• [Information shown]

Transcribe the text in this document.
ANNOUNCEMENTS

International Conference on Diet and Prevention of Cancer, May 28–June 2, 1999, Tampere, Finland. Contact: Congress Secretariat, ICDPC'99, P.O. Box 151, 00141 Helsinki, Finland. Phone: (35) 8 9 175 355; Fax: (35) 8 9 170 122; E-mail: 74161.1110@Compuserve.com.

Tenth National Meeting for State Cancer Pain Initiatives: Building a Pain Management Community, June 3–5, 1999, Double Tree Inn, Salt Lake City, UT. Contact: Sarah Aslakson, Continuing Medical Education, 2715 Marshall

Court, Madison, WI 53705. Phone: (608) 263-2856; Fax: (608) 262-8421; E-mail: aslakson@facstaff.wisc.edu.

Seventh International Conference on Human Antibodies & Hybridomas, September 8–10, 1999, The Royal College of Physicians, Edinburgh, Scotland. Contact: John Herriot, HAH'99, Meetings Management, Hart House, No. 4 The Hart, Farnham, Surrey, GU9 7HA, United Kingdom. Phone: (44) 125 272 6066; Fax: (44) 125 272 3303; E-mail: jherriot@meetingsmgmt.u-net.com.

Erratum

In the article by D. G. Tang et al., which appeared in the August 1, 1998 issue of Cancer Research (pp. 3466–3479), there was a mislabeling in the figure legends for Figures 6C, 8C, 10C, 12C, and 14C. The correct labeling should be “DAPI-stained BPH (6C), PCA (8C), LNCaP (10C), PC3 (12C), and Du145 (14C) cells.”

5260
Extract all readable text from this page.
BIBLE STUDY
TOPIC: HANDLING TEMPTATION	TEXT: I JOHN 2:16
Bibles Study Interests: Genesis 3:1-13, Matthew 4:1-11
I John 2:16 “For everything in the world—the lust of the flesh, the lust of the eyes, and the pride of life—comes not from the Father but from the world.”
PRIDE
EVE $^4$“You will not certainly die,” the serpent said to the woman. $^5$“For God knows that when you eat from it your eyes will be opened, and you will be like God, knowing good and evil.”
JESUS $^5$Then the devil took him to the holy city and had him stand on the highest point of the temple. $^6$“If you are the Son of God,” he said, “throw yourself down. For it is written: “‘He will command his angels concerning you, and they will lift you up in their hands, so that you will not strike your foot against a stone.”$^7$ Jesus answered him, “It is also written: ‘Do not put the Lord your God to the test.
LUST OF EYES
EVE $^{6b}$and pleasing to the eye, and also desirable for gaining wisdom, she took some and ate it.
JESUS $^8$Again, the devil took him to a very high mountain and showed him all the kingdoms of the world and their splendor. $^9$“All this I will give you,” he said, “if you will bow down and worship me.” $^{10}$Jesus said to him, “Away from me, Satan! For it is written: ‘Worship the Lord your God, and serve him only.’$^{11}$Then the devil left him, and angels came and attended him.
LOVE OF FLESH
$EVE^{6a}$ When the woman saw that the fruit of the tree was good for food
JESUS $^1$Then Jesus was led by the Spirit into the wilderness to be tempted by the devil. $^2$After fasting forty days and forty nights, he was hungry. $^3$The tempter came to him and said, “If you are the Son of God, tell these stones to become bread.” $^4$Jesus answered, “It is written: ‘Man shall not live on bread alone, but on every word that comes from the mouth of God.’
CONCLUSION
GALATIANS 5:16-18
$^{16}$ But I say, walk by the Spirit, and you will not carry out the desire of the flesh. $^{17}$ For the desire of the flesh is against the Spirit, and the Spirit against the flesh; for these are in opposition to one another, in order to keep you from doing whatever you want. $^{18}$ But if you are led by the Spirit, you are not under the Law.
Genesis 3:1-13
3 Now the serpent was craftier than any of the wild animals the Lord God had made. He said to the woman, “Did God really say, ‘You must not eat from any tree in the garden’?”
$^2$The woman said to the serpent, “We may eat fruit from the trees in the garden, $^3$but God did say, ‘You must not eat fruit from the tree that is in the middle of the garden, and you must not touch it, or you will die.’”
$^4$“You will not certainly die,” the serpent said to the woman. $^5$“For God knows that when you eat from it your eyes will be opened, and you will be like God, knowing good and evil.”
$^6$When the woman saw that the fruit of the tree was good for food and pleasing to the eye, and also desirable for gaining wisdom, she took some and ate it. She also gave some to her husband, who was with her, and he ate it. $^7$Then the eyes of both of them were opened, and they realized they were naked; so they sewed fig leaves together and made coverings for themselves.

• [Activity]
Would you write out the full listing exactly as given?

• [Task response]
Transcribe the text in this document.
ANNOUNCEMENTS

International Conference on Diet and Prevention of Cancer, May 28–June 2, 1999, Tampere, Finland. Contact: Congress Secretariat, ICDPC'99, P.O. Box 151, 00141 Helsinki, Finland. Phone: (35) 8 9 175 355; Fax: (35) 8 9 170 122; E-mail: 74161.1110@Compuserve.com.

Tenth National Meeting for State Cancer Pain Initiatives: Building a Pain Management Community, June 3–5, 1999, Double Tree Inn, Salt Lake City, UT. Contact: Sarah Aslakson, Continuing Medical Education, 2715 Marshall

Court, Madison, WI 53705. Phone: (608) 263-2856; Fax: (608) 262-8421; E-mail: aslakson@facstaff.wisc.edu.

Seventh International Conference on Human Antibodies & Hybridomas, September 8–10, 1999, The Royal College of Physicians, Edinburgh, Scotland. Contact: John Herriot, HAH'99, Meetings Management, Hart House, No. 4 The Hart, Farnham, Surrey, GU9 7HA, United Kingdom. Phone: (44) 125 272 6066; Fax: (44) 125 272 3303; E-mail: jherriot@meetingsmgmt.u-net.com.

Erratum

In the article by D. G. Tang et al., which appeared in the August 1, 1998 issue of Cancer Research (pp. 3466–3479), there was a mislabeling in the figure legends for Figures 6C, 8C, 10C, 12C, and 14C. The correct labeling should be “DAPI-stained BPH (6C), PCA (8C), LNCaP (10C), PC3 (12C), and Du145 (14C) cells.”

5260
Extract all readable text from this page.
BIBLE STUDY
TOPIC: HANDLING TEMPTATION	TEXT: I JOHN 2:16
Bibles Study Interests: Genesis 3:1-13, Matthew 4:1-11
I John 2:16 “For everything in the world—the lust of the flesh, the lust of the eyes, and the pride of life—comes not from the Father but from the world.”
PRIDE
EVE $^4$“You will not certainly die,” the serpent said to the woman. $^5$“For God knows that when you eat from it your eyes will be opened, and you will be like God, knowing good and evil.”
JESUS $^5$Then the devil took him to the holy city and had him stand on the highest point of the temple. $^6$“If you are the Son of God,” he said, “throw yourself down. For it is written: “‘He will command his angels concerning you, and they will lift you up in their hands, so that you will not strike your foot against a stone.”$^7$ Jesus answered him, “It is also written: ‘Do not put the Lord your God to the test.
LUST OF EYES
EVE $^{6b}$and pleasing to the eye, and also desirable for gaining wisdom, she took some and ate it.
JESUS $^8$Again, the devil took him to a very high mountain and showed him all the kingdoms of the world and their splendor. $^9$“All this I will give you,” he said, “if you will bow down and worship me.” $^{10}$Jesus said to him, “Away from me, Satan! For it is written: ‘Worship the Lord your God, and serve him only.’$^{11}$Then the devil left him, and angels came and attended him.
LOVE OF FLESH
$EVE^{6a}$ When the woman saw that the fruit of the tree was good for food
JESUS $^1$Then Jesus was led by the Spirit into the wilderness to be tempted by the devil. $^2$After fasting forty days and forty nights, he was hungry. $^3$The tempter came to him and said, “If you are the Son of God, tell these stones to become bread.” $^4$Jesus answered, “It is written: ‘Man shall not live on bread alone, but on every word that comes from the mouth of God.’
CONCLUSION
GALATIANS 5:16-18
$^{16}$ But I say, walk by the Spirit, and you will not carry out the desire of the flesh. $^{17}$ For the desire of the flesh is against the Spirit, and the Spirit against the flesh; for these are in opposition to one another, in order to keep you from doing whatever you want. $^{18}$ But if you are led by the Spirit, you are not under the Law.
Genesis 3:1-13
3 Now the serpent was craftier than any of the wild animals the Lord God had made. He said to the woman, “Did God really say, ‘You must not eat from any tree in the garden’?”
$^2$The woman said to the serpent, “We may eat fruit from the trees in the garden, $^3$but God did say, ‘You must not eat fruit from the tree that is in the middle of the garden, and you must not touch it, or you will die.’”
$^4$“You will not certainly die,” the serpent said to the woman. $^5$“For God knows that when you eat from it your eyes will be opened, and you will be like God, knowing good and evil.”
$^6$When the woman saw that the fruit of the tree was good for food and pleasing to the eye, and also desirable for gaining wisdom, she took some and ate it. She also gave some to her husband, who was with her, and he ate it. $^7$Then the eyes of both of them were opened, and they realized they were naked; so they sewed fig leaves together and made coverings for themselves.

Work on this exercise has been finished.